▸ Task description:
Reproduce the following material exactly, including every line.

╭─ Source material

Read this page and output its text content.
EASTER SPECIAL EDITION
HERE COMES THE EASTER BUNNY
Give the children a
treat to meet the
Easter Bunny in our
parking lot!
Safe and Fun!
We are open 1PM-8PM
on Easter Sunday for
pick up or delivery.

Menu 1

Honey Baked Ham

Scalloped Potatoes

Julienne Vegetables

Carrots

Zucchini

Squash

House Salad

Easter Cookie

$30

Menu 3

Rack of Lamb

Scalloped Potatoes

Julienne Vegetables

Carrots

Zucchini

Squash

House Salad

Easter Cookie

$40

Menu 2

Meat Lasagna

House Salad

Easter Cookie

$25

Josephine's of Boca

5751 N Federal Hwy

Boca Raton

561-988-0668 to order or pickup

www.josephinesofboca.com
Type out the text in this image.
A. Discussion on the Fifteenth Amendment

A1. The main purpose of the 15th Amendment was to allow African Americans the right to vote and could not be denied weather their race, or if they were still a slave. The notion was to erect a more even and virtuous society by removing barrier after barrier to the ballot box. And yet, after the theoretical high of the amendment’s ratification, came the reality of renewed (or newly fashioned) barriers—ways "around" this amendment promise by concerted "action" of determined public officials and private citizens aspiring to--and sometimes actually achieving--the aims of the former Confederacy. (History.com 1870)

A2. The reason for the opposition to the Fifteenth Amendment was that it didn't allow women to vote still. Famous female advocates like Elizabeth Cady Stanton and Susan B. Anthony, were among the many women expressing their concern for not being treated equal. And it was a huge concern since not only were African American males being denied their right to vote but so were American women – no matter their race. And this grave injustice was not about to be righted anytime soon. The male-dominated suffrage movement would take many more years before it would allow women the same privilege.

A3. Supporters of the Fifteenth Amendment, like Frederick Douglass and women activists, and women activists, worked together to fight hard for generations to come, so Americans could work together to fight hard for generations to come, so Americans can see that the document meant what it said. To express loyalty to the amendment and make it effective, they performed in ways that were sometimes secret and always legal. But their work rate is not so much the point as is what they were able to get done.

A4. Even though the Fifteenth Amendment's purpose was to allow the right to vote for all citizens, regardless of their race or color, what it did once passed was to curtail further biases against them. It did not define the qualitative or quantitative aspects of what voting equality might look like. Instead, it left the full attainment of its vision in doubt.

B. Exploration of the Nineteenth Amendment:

╰─

▸ Response for this exercise:
Read this page and output its text content.
EASTER SPECIAL EDITION
HERE COMES THE EASTER BUNNY
Give the children a
treat to meet the
Easter Bunny in our
parking lot!
Safe and Fun!
We are open 1PM-8PM
on Easter Sunday for
pick up or delivery.

Menu 1

Honey Baked Ham

Scalloped Potatoes

Julienne Vegetables

Carrots

Zucchini

Squash

House Salad

Easter Cookie

$30

Menu 3

Rack of Lamb

Scalloped Potatoes

Julienne Vegetables

Carrots

Zucchini

Squash

House Salad

Easter Cookie

$40

Menu 2

Meat Lasagna

House Salad

Easter Cookie

$25

Josephine's of Boca

5751 N Federal Hwy

Boca Raton

561-988-0668 to order or pickup

www.josephinesofboca.com
Type out the text in this image.
A. Discussion on the Fifteenth Amendment

A1. The main purpose of the 15th Amendment was to allow African Americans the right to vote and could not be denied weather their race, or if they were still a slave. The notion was to erect a more even and virtuous society by removing barrier after barrier to the ballot box. And yet, after the theoretical high of the amendment’s ratification, came the reality of renewed (or newly fashioned) barriers—ways "around" this amendment promise by concerted "action" of determined public officials and private citizens aspiring to--and sometimes actually achieving--the aims of the former Confederacy. (History.com 1870)

A2. The reason for the opposition to the Fifteenth Amendment was that it didn't allow women to vote still. Famous female advocates like Elizabeth Cady Stanton and Susan B. Anthony, were among the many women expressing their concern for not being treated equal. And it was a huge concern since not only were African American males being denied their right to vote but so were American women – no matter their race. And this grave injustice was not about to be righted anytime soon. The male-dominated suffrage movement would take many more years before it would allow women the same privilege.

A3. Supporters of the Fifteenth Amendment, like Frederick Douglass and women activists, and women activists, worked together to fight hard for generations to come, so Americans could work together to fight hard for generations to come, so Americans can see that the document meant what it said. To express loyalty to the amendment and make it effective, they performed in ways that were sometimes secret and always legal. But their work rate is not so much the point as is what they were able to get done.

A4. Even though the Fifteenth Amendment's purpose was to allow the right to vote for all citizens, regardless of their race or color, what it did once passed was to curtail further biases against them. It did not define the qualitative or quantitative aspects of what voting equality might look like. Instead, it left the full attainment of its vision in doubt.

B. Exploration of the Nineteenth Amendment:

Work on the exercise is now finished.